* **Supplied material**

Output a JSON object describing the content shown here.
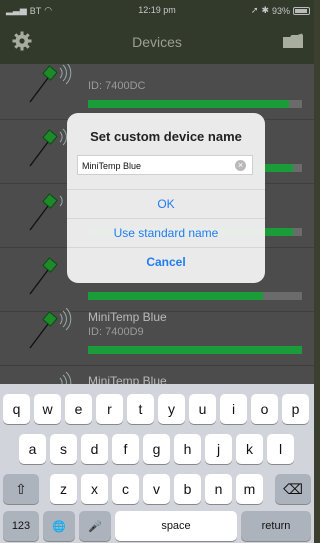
{
  "status_bar": {
    "carrier": "BT",
    "time": "12:19 pm",
    "battery_text": "93%",
    "battery_level": 0.93
  },
  "nav": {
    "title": "Devices",
    "left_icon": "gear-icon",
    "right_icon": "folder-icon"
  },
  "devices": [
    {
      "name": "",
      "id_label": "ID:",
      "id": "7400DC",
      "signal": 0.94
    },
    {
      "name": "",
      "id_label": "",
      "id": "",
      "signal": 0.96
    },
    {
      "name": "",
      "id_label": "",
      "id": "",
      "signal": 0.96
    },
    {
      "name": "",
      "id_label": "",
      "id": "",
      "signal": 0.82
    },
    {
      "name": "MiniTemp Blue",
      "id_label": "ID:",
      "id": "7400D9",
      "signal": 1.0
    },
    {
      "name": "MiniTemp Blue",
      "id_label": "",
      "id": "",
      "signal": 0
    }
  ],
  "dialog": {
    "title": "Set custom device name",
    "input_value": "MiniTemp Blue",
    "ok": "OK",
    "use_standard": "Use standard name",
    "cancel": "Cancel"
  },
  "keyboard": {
    "row1": [
      "q",
      "w",
      "e",
      "r",
      "t",
      "y",
      "u",
      "i",
      "o",
      "p"
    ],
    "row2": [
      "a",
      "s",
      "d",
      "f",
      "g",
      "h",
      "j",
      "k",
      "l"
    ],
    "row3": [
      "z",
      "x",
      "c",
      "v",
      "b",
      "n",
      "m"
    ],
    "numbers_key": "123",
    "space": "space",
    "return": "return",
    "shift_glyph": "⇧",
    "delete_glyph": "⌫",
    "globe_glyph": "🌐",
    "mic_glyph": "🎤"
  },
  "colors": {
    "signal_green": "#1a9c3b",
    "accent_blue": "#1f7cf2"
  }
}
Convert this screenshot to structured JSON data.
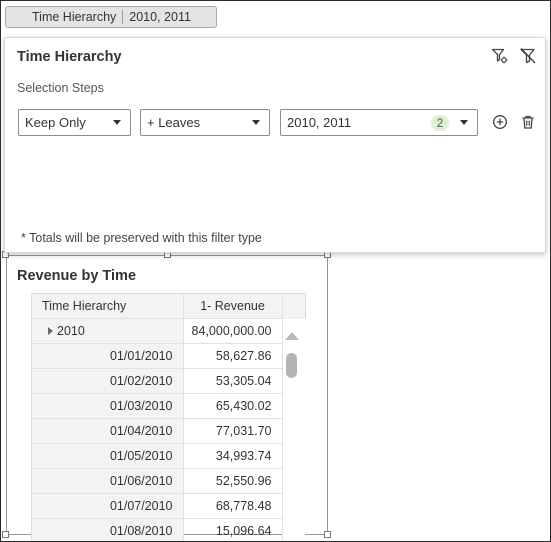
{
  "chip": {
    "label": "Time Hierarchy",
    "value": "2010, 2011"
  },
  "panel": {
    "title": "Time Hierarchy",
    "steps_label": "Selection Steps",
    "action": "Keep Only",
    "method": "+ Leaves",
    "members": "2010, 2011",
    "member_count": "2",
    "note": "* Totals will be preserved with this filter type",
    "icons": [
      "filter-settings-icon",
      "clear-filter-icon",
      "add-step-icon",
      "delete-icon"
    ]
  },
  "viz": {
    "title": "Revenue by Time",
    "columns": [
      "Time Hierarchy",
      "1- Revenue"
    ],
    "rows": [
      {
        "label": "2010",
        "value": "84,000,000.00"
      },
      {
        "label": "01/01/2010",
        "value": "58,627.86"
      },
      {
        "label": "01/02/2010",
        "value": "53,305.04"
      },
      {
        "label": "01/03/2010",
        "value": "65,430.02"
      },
      {
        "label": "01/04/2010",
        "value": "77,031.70"
      },
      {
        "label": "01/05/2010",
        "value": "34,993.74"
      },
      {
        "label": "01/06/2010",
        "value": "52,550.96"
      },
      {
        "label": "01/07/2010",
        "value": "68,778.48"
      },
      {
        "label": "01/08/2010",
        "value": "15,096.64"
      }
    ]
  },
  "colors": {
    "badge_bg": "#dff0d8",
    "viz_border": "#7fa38a"
  }
}
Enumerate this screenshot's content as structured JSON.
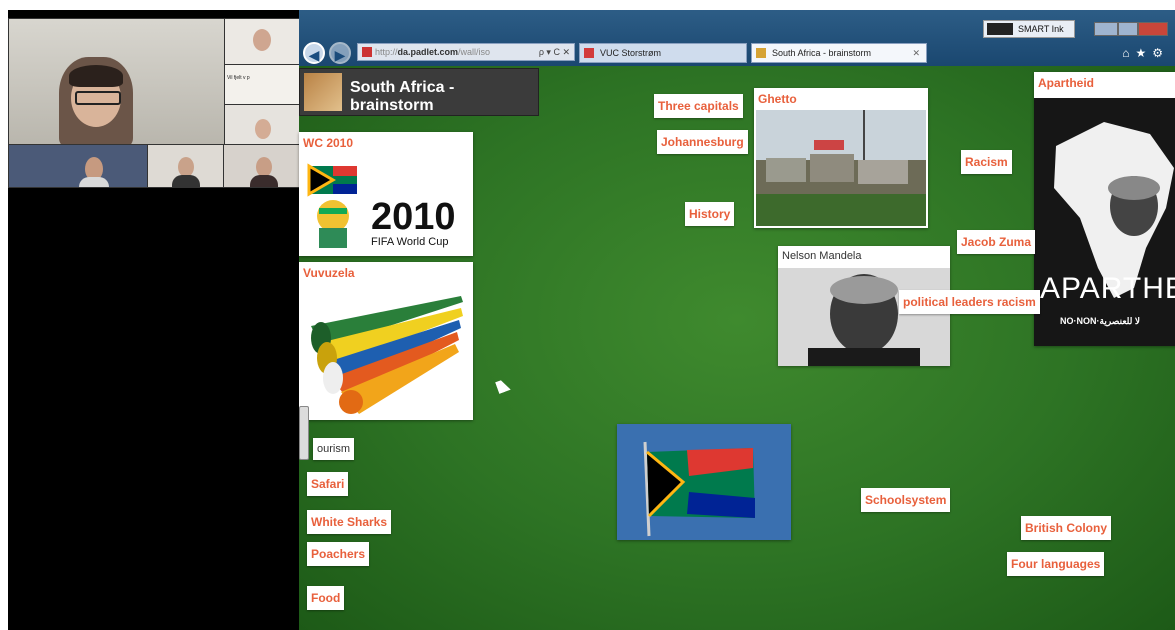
{
  "conference": {
    "main_label": "",
    "msg_tile": "Vil fjelt v p",
    "participants": [
      "",
      "",
      "",
      "",
      "",
      ""
    ]
  },
  "browser": {
    "address": {
      "prefix": "http://",
      "domain": "da.padlet.com",
      "path": "/wall/iso",
      "tools": "ρ ▾ C ✕"
    },
    "tabs": [
      {
        "label": "VUC Storstrøm",
        "favicon_color": "#d23b3b"
      },
      {
        "label": "South Africa - brainstorm",
        "favicon_color": "#d6a334",
        "close": "✕"
      }
    ],
    "smart_ink_label": "SMART Ink",
    "toolbar_icons": "⌂★⚙",
    "nav": {
      "back": "◀",
      "forward": "▶"
    }
  },
  "padlet": {
    "title": "South Africa - brainstorm",
    "cards": {
      "wc2010": {
        "header": "WC 2010",
        "big_year": "2010",
        "subtitle": "FIFA World Cup"
      },
      "vuvuzela": {
        "header": "Vuvuzela"
      },
      "ghetto": {
        "header": "Ghetto"
      },
      "mandela": {
        "header": "Nelson Mandela"
      },
      "apartheid": {
        "header": "Apartheid",
        "poster_word": "APARTHEI",
        "poster_slogan": "NO·NON·لا للعنصرية"
      }
    },
    "notes": {
      "three_capitals": "Three capitals",
      "johannesburg": "Johannesburg",
      "history": "History",
      "racism": "Racism",
      "jacob_zuma": "Jacob Zuma",
      "political_leaders": "political leaders racism",
      "tourism": "ourism",
      "safari": "Safari",
      "white_sharks": "White Sharks",
      "poachers": "Poachers",
      "food": "Food",
      "schoolsystem": "Schoolsystem",
      "british_colony": "British Colony",
      "four_languages": "Four languages"
    }
  },
  "colors": {
    "note_text": "#e8603c",
    "board": "#2d7324",
    "toolbar": "#1a4770"
  }
}
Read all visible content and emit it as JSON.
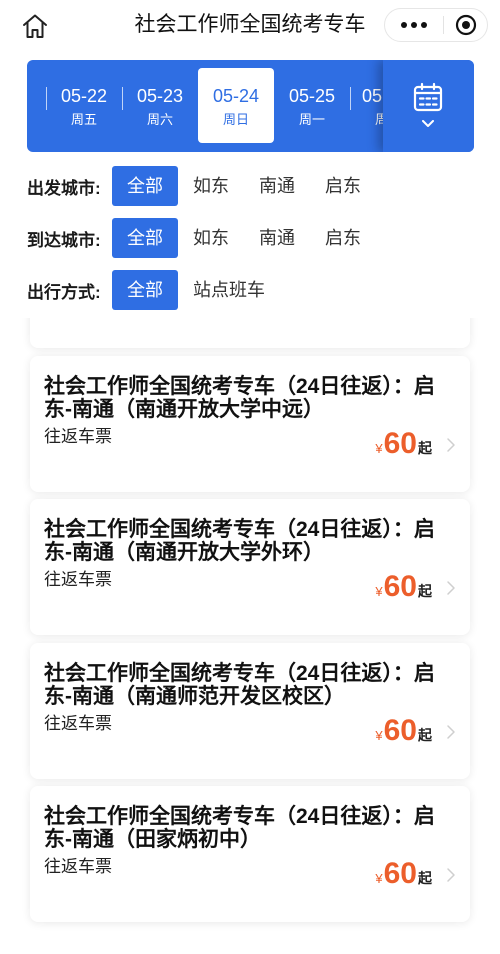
{
  "header": {
    "title": "社会工作师全国统考专车",
    "icons": [
      "home-icon",
      "more-dots-icon",
      "target-circle-icon"
    ]
  },
  "date_bar": {
    "dates": [
      {
        "date": "05-22",
        "weekday": "周五",
        "selected": false
      },
      {
        "date": "05-23",
        "weekday": "周六",
        "selected": false
      },
      {
        "date": "05-24",
        "weekday": "周日",
        "selected": true
      },
      {
        "date": "05-25",
        "weekday": "周一",
        "selected": false
      },
      {
        "date": "05",
        "weekday": "周",
        "selected": false
      }
    ],
    "icons": [
      "calendar-icon",
      "chevron-down-icon"
    ]
  },
  "filters": [
    {
      "label": "出发城市:",
      "options": [
        "全部",
        "如东",
        "南通",
        "启东"
      ],
      "selected": "全部"
    },
    {
      "label": "到达城市:",
      "options": [
        "全部",
        "如东",
        "南通",
        "启东"
      ],
      "selected": "全部"
    },
    {
      "label": "出行方式:",
      "options": [
        "全部",
        "站点班车"
      ],
      "selected": "全部"
    }
  ],
  "trips": [
    {
      "title": "社会工作师全国统考专车（24日往返）：启东-南通（南通开放大学中远）",
      "ticket_type": "往返车票",
      "currency": "¥",
      "price": "60",
      "price_suffix": "起"
    },
    {
      "title": "社会工作师全国统考专车（24日往返）：启东-南通（南通开放大学外环）",
      "ticket_type": "往返车票",
      "currency": "¥",
      "price": "60",
      "price_suffix": "起"
    },
    {
      "title": "社会工作师全国统考专车（24日往返）：启东-南通（南通师范开发区校区）",
      "ticket_type": "往返车票",
      "currency": "¥",
      "price": "60",
      "price_suffix": "起"
    },
    {
      "title": "社会工作师全国统考专车（24日往返）：启东-南通（田家炳初中）",
      "ticket_type": "往返车票",
      "currency": "¥",
      "price": "60",
      "price_suffix": "起"
    }
  ],
  "colors": {
    "accent": "#2f6ee3",
    "price": "#ec5e2b"
  }
}
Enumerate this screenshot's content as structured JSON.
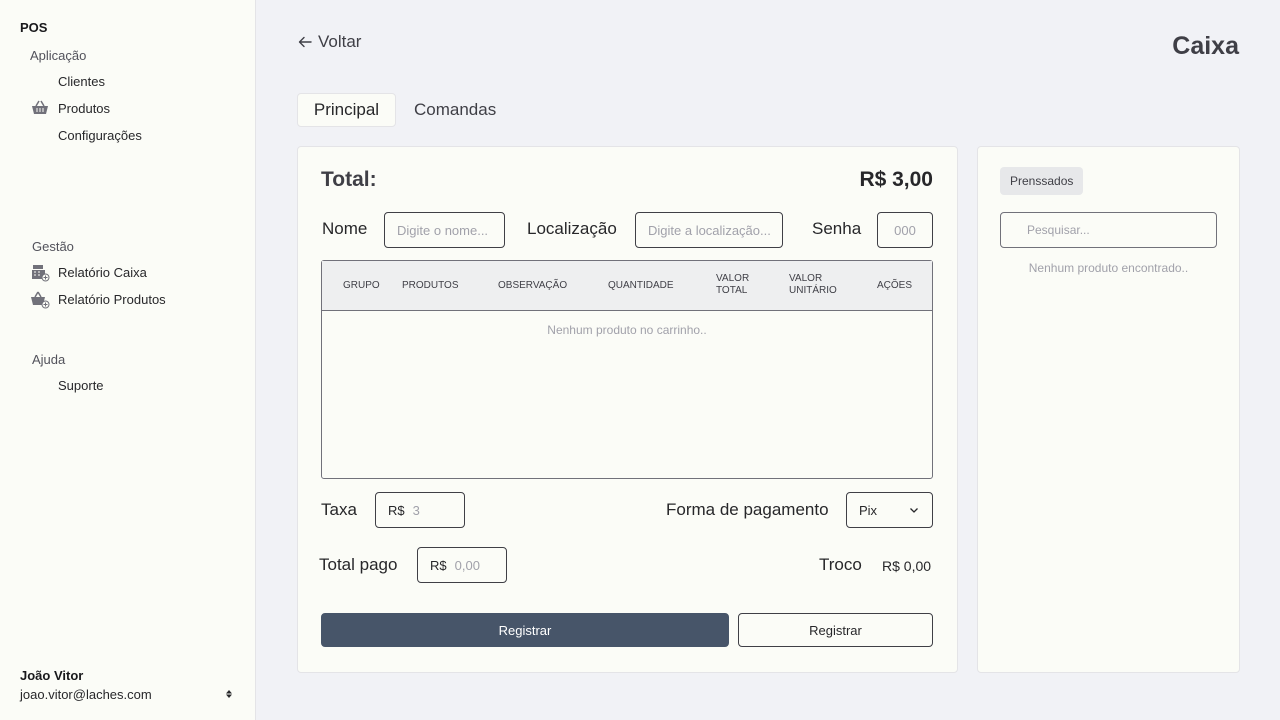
{
  "sidebar": {
    "brand": "POS",
    "sections": {
      "aplicacao": {
        "title": "Aplicação",
        "items": [
          {
            "label": "Clientes",
            "icon": "none"
          },
          {
            "label": "Produtos",
            "icon": "basket-icon"
          },
          {
            "label": "Configurações",
            "icon": "none"
          }
        ]
      },
      "gestao": {
        "title": "Gestão",
        "items": [
          {
            "label": "Relatório Caixa",
            "icon": "register-report-icon"
          },
          {
            "label": "Relatório Produtos",
            "icon": "basket-report-icon"
          }
        ]
      },
      "ajuda": {
        "title": "Ajuda",
        "items": [
          {
            "label": "Suporte",
            "icon": "none"
          }
        ]
      }
    },
    "user": {
      "name": "João Vitor",
      "email": "joao.vitor@laches.com"
    }
  },
  "header": {
    "back_label": "Voltar",
    "title": "Caixa"
  },
  "tabs": [
    {
      "label": "Principal",
      "active": true
    },
    {
      "label": "Comandas",
      "active": false
    }
  ],
  "order": {
    "total_label": "Total:",
    "total_value": "R$ 3,00",
    "fields": {
      "nome": {
        "label": "Nome",
        "placeholder": "Digite o nome...",
        "value": ""
      },
      "localizacao": {
        "label": "Localização",
        "placeholder": "Digite a localização...",
        "value": ""
      },
      "senha": {
        "label": "Senha",
        "placeholder": "000",
        "value": ""
      }
    },
    "table": {
      "columns": [
        "Grupo",
        "Produtos",
        "Observação",
        "Quantidade",
        "Valor total",
        "Valor unitário",
        "Ações"
      ],
      "rows": [],
      "empty_text": "Nenhum produto no carrinho.."
    },
    "taxa": {
      "label": "Taxa",
      "prefix": "R$",
      "placeholder": "3"
    },
    "payment": {
      "label": "Forma de pagamento",
      "selected": "Pix"
    },
    "total_pago": {
      "label": "Total pago",
      "prefix": "R$",
      "placeholder": "0,00"
    },
    "troco": {
      "label": "Troco",
      "value": "R$ 0,00"
    },
    "buttons": {
      "primary": "Registrar",
      "secondary": "Registrar"
    }
  },
  "products_panel": {
    "chip_label": "Prenssados",
    "search_placeholder": "Pesquisar...",
    "empty_text": "Nenhum produto encontrado.."
  },
  "colors": {
    "primary_button": "#475569",
    "sidebar_bg": "#fbfcf7",
    "page_bg": "#f1f2f6"
  }
}
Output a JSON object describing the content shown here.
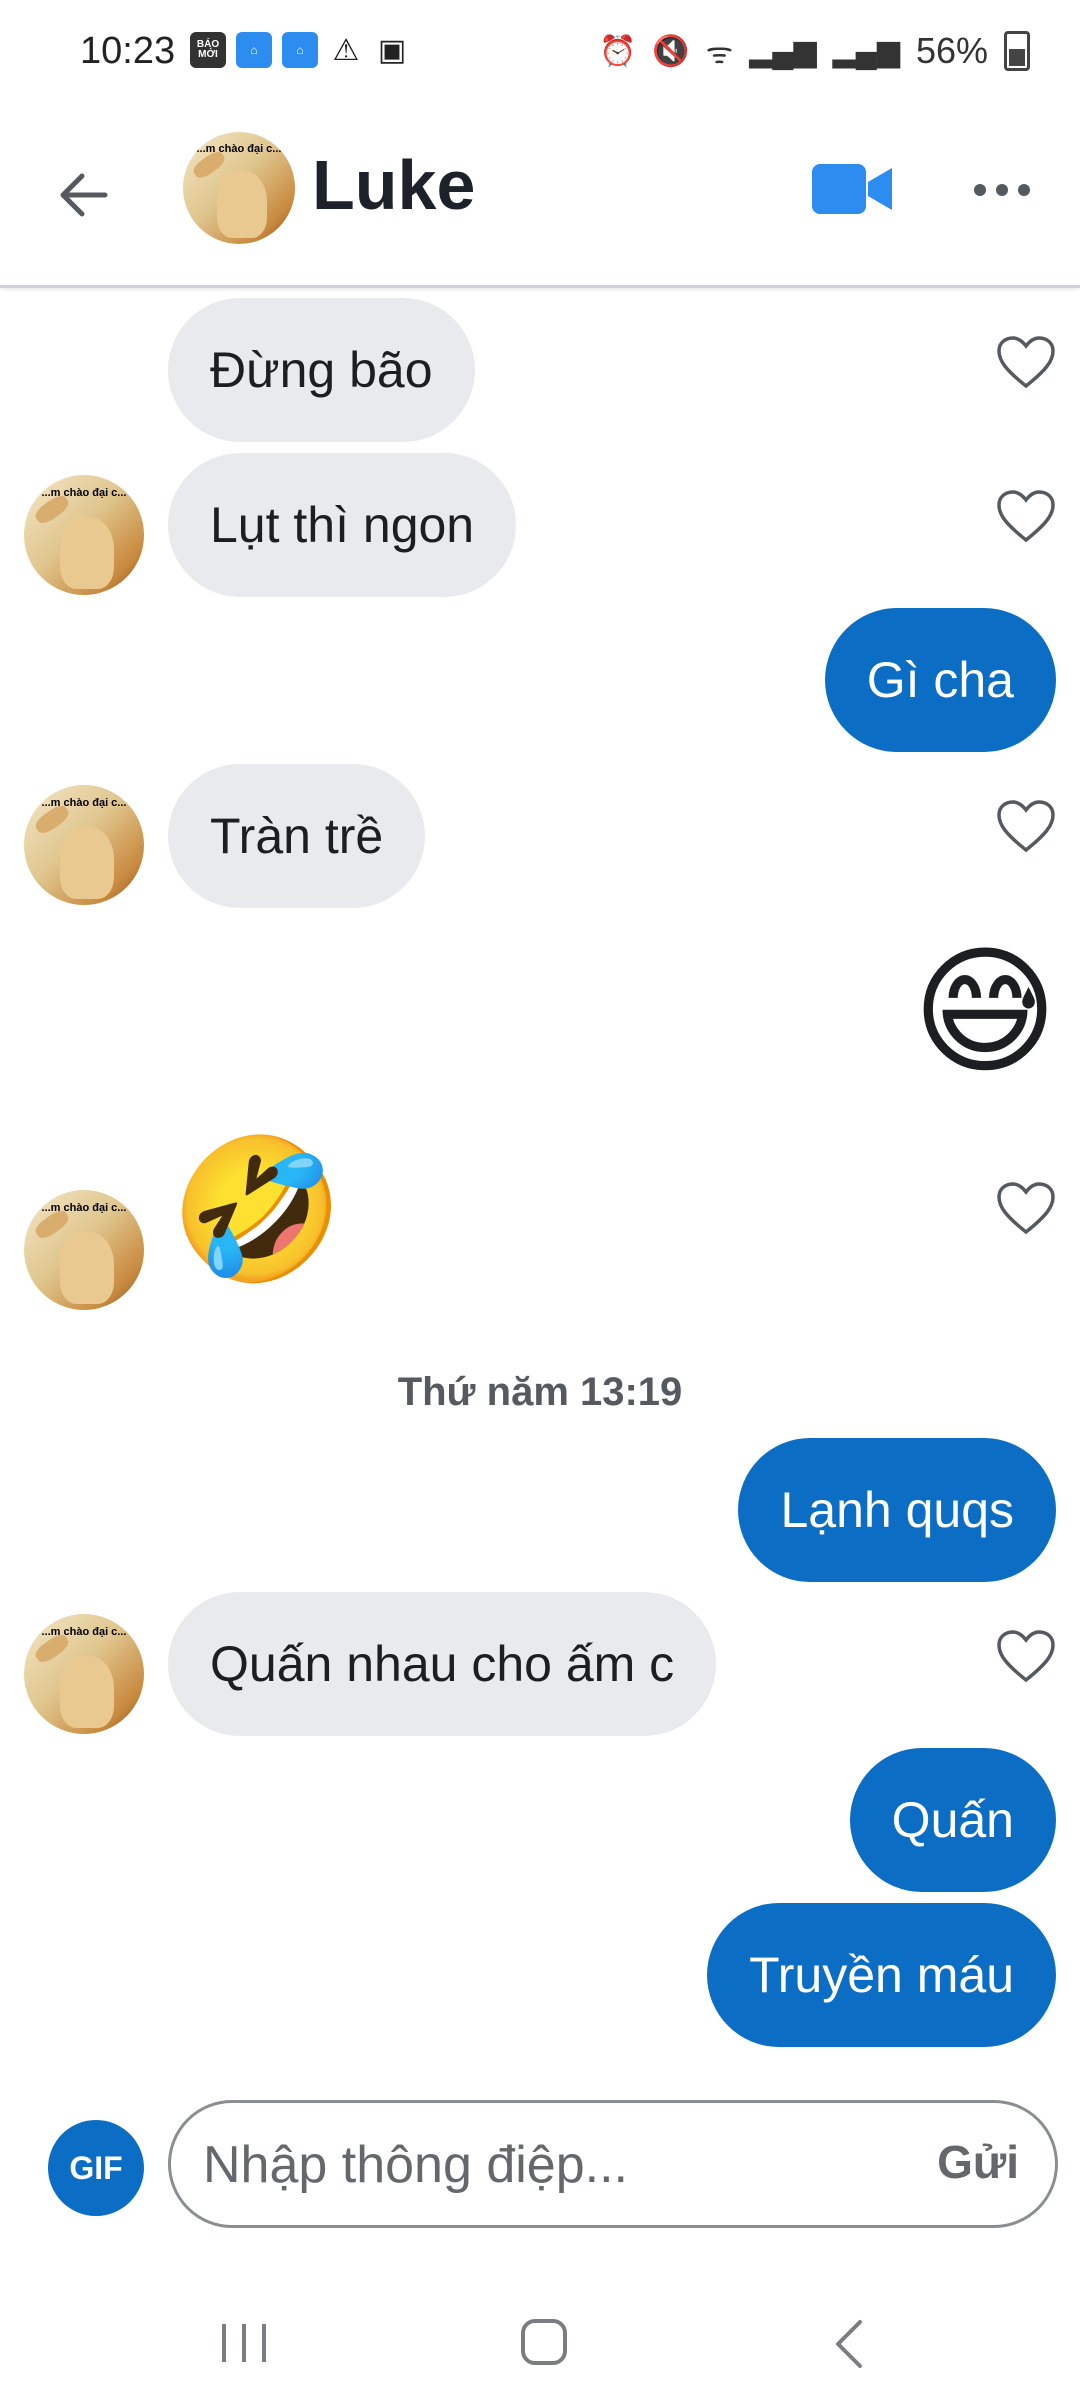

* **Exercise instructions**
From the material above, gather all lines that include the string "brainstorm" and copy them.

* **Written solution**
        "label": "South Africa - brainstorm",
    "title": "South Africa - brainstorm",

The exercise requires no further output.